**RECORDS PROVIDED:**
==============================

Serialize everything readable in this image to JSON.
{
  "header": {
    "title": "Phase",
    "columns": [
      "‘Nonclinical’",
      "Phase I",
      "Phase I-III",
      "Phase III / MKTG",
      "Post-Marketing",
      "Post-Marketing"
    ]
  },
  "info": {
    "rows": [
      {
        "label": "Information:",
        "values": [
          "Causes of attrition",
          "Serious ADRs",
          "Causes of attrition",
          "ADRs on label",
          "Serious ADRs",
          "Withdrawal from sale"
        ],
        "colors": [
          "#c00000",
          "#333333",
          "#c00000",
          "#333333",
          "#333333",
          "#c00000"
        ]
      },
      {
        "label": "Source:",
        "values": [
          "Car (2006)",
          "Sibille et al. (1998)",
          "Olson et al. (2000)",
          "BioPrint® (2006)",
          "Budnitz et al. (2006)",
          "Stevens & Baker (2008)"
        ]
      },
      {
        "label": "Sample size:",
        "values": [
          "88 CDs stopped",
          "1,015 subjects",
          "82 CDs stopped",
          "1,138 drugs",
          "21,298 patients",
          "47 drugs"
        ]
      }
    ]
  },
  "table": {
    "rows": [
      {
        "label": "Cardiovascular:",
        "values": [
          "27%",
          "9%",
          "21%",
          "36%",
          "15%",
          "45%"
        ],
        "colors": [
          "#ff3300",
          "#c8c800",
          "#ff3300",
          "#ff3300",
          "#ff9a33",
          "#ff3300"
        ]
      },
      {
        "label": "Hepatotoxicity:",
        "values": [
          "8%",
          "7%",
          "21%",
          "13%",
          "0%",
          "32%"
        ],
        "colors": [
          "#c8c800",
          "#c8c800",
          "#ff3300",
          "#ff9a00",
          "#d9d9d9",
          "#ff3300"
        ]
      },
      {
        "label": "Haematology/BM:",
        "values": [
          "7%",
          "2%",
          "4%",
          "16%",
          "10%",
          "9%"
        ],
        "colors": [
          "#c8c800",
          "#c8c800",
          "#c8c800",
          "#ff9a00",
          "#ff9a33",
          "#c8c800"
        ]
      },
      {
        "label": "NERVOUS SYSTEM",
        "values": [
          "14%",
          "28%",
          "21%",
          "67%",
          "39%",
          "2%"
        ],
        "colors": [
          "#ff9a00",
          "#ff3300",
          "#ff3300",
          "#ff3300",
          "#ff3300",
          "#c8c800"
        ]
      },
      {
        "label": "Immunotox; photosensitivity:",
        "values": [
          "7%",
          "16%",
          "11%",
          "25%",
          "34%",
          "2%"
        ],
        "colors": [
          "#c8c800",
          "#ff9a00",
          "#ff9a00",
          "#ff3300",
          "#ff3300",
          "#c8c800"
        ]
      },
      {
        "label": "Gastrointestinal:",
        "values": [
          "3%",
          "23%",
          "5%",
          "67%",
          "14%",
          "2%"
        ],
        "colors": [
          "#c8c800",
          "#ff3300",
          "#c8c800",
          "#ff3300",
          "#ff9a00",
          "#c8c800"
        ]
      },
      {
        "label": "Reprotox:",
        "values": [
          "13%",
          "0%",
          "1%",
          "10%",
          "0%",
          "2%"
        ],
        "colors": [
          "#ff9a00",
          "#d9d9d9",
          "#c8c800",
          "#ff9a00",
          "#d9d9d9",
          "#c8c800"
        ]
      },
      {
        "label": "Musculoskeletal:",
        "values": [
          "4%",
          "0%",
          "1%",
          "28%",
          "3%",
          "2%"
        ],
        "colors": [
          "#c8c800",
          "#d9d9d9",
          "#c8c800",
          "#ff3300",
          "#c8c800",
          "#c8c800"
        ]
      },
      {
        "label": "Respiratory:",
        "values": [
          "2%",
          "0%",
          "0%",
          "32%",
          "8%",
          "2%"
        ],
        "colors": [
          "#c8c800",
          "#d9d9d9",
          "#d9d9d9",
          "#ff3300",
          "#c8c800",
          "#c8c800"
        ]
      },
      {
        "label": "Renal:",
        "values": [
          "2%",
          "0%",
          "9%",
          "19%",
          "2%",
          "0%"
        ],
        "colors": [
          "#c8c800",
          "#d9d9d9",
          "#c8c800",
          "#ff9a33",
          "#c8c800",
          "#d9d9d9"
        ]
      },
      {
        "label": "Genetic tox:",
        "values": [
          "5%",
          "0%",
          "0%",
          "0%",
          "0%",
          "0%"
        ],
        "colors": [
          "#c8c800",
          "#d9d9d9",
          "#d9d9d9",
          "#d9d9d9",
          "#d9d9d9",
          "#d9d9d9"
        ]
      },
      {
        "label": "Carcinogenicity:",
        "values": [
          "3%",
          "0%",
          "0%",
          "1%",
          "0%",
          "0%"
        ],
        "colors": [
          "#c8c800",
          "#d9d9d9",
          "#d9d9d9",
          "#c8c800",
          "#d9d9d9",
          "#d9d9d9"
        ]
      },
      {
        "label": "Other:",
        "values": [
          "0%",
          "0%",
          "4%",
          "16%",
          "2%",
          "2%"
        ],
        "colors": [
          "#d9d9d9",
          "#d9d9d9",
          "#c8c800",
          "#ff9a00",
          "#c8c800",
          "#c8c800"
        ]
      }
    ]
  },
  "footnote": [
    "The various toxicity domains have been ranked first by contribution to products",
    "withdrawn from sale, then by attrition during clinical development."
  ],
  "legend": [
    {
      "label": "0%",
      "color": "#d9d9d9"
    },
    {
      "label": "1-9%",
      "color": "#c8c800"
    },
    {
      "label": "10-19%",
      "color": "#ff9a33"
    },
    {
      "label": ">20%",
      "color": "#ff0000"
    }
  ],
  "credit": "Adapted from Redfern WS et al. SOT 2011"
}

==============================

**HOW TO COMPLETE THIS TASK:**
The task requires an exact transcription of all the data.

**SOLUTION TO THIS TASK:**
Serialize everything readable in this image to JSON.
{
  "header": {
    "title": "Phase",
    "columns": [
      "‘Nonclinical’",
      "Phase I",
      "Phase I-III",
      "Phase III / MKTG",
      "Post-Marketing",
      "Post-Marketing"
    ]
  },
  "info": {
    "rows": [
      {
        "label": "Information:",
        "values": [
          "Causes of attrition",
          "Serious ADRs",
          "Causes of attrition",
          "ADRs on label",
          "Serious ADRs",
          "Withdrawal from sale"
        ],
        "colors": [
          "#c00000",
          "#333333",
          "#c00000",
          "#333333",
          "#333333",
          "#c00000"
        ]
      },
      {
        "label": "Source:",
        "values": [
          "Car (2006)",
          "Sibille et al. (1998)",
          "Olson et al. (2000)",
          "BioPrint® (2006)",
          "Budnitz et al. (2006)",
          "Stevens & Baker (2008)"
        ]
      },
      {
        "label": "Sample size:",
        "values": [
          "88 CDs stopped",
          "1,015 subjects",
          "82 CDs stopped",
          "1,138 drugs",
          "21,298 patients",
          "47 drugs"
        ]
      }
    ]
  },
  "table": {
    "rows": [
      {
        "label": "Cardiovascular:",
        "values": [
          "27%",
          "9%",
          "21%",
          "36%",
          "15%",
          "45%"
        ],
        "colors": [
          "#ff3300",
          "#c8c800",
          "#ff3300",
          "#ff3300",
          "#ff9a33",
          "#ff3300"
        ]
      },
      {
        "label": "Hepatotoxicity:",
        "values": [
          "8%",
          "7%",
          "21%",
          "13%",
          "0%",
          "32%"
        ],
        "colors": [
          "#c8c800",
          "#c8c800",
          "#ff3300",
          "#ff9a00",
          "#d9d9d9",
          "#ff3300"
        ]
      },
      {
        "label": "Haematology/BM:",
        "values": [
          "7%",
          "2%",
          "4%",
          "16%",
          "10%",
          "9%"
        ],
        "colors": [
          "#c8c800",
          "#c8c800",
          "#c8c800",
          "#ff9a00",
          "#ff9a33",
          "#c8c800"
        ]
      },
      {
        "label": "NERVOUS SYSTEM",
        "values": [
          "14%",
          "28%",
          "21%",
          "67%",
          "39%",
          "2%"
        ],
        "colors": [
          "#ff9a00",
          "#ff3300",
          "#ff3300",
          "#ff3300",
          "#ff3300",
          "#c8c800"
        ]
      },
      {
        "label": "Immunotox; photosensitivity:",
        "values": [
          "7%",
          "16%",
          "11%",
          "25%",
          "34%",
          "2%"
        ],
        "colors": [
          "#c8c800",
          "#ff9a00",
          "#ff9a00",
          "#ff3300",
          "#ff3300",
          "#c8c800"
        ]
      },
      {
        "label": "Gastrointestinal:",
        "values": [
          "3%",
          "23%",
          "5%",
          "67%",
          "14%",
          "2%"
        ],
        "colors": [
          "#c8c800",
          "#ff3300",
          "#c8c800",
          "#ff3300",
          "#ff9a00",
          "#c8c800"
        ]
      },
      {
        "label": "Reprotox:",
        "values": [
          "13%",
          "0%",
          "1%",
          "10%",
          "0%",
          "2%"
        ],
        "colors": [
          "#ff9a00",
          "#d9d9d9",
          "#c8c800",
          "#ff9a00",
          "#d9d9d9",
          "#c8c800"
        ]
      },
      {
        "label": "Musculoskeletal:",
        "values": [
          "4%",
          "0%",
          "1%",
          "28%",
          "3%",
          "2%"
        ],
        "colors": [
          "#c8c800",
          "#d9d9d9",
          "#c8c800",
          "#ff3300",
          "#c8c800",
          "#c8c800"
        ]
      },
      {
        "label": "Respiratory:",
        "values": [
          "2%",
          "0%",
          "0%",
          "32%",
          "8%",
          "2%"
        ],
        "colors": [
          "#c8c800",
          "#d9d9d9",
          "#d9d9d9",
          "#ff3300",
          "#c8c800",
          "#c8c800"
        ]
      },
      {
        "label": "Renal:",
        "values": [
          "2%",
          "0%",
          "9%",
          "19%",
          "2%",
          "0%"
        ],
        "colors": [
          "#c8c800",
          "#d9d9d9",
          "#c8c800",
          "#ff9a33",
          "#c8c800",
          "#d9d9d9"
        ]
      },
      {
        "label": "Genetic tox:",
        "values": [
          "5%",
          "0%",
          "0%",
          "0%",
          "0%",
          "0%"
        ],
        "colors": [
          "#c8c800",
          "#d9d9d9",
          "#d9d9d9",
          "#d9d9d9",
          "#d9d9d9",
          "#d9d9d9"
        ]
      },
      {
        "label": "Carcinogenicity:",
        "values": [
          "3%",
          "0%",
          "0%",
          "1%",
          "0%",
          "0%"
        ],
        "colors": [
          "#c8c800",
          "#d9d9d9",
          "#d9d9d9",
          "#c8c800",
          "#d9d9d9",
          "#d9d9d9"
        ]
      },
      {
        "label": "Other:",
        "values": [
          "0%",
          "0%",
          "4%",
          "16%",
          "2%",
          "2%"
        ],
        "colors": [
          "#d9d9d9",
          "#d9d9d9",
          "#c8c800",
          "#ff9a00",
          "#c8c800",
          "#c8c800"
        ]
      }
    ]
  },
  "footnote": [
    "The various toxicity domains have been ranked first by contribution to products",
    "withdrawn from sale, then by attrition during clinical development."
  ],
  "legend": [
    {
      "label": "0%",
      "color": "#d9d9d9"
    },
    {
      "label": "1-9%",
      "color": "#c8c800"
    },
    {
      "label": "10-19%",
      "color": "#ff9a33"
    },
    {
      "label": ">20%",
      "color": "#ff0000"
    }
  ],
  "credit": "Adapted from Redfern WS et al. SOT 2011"
}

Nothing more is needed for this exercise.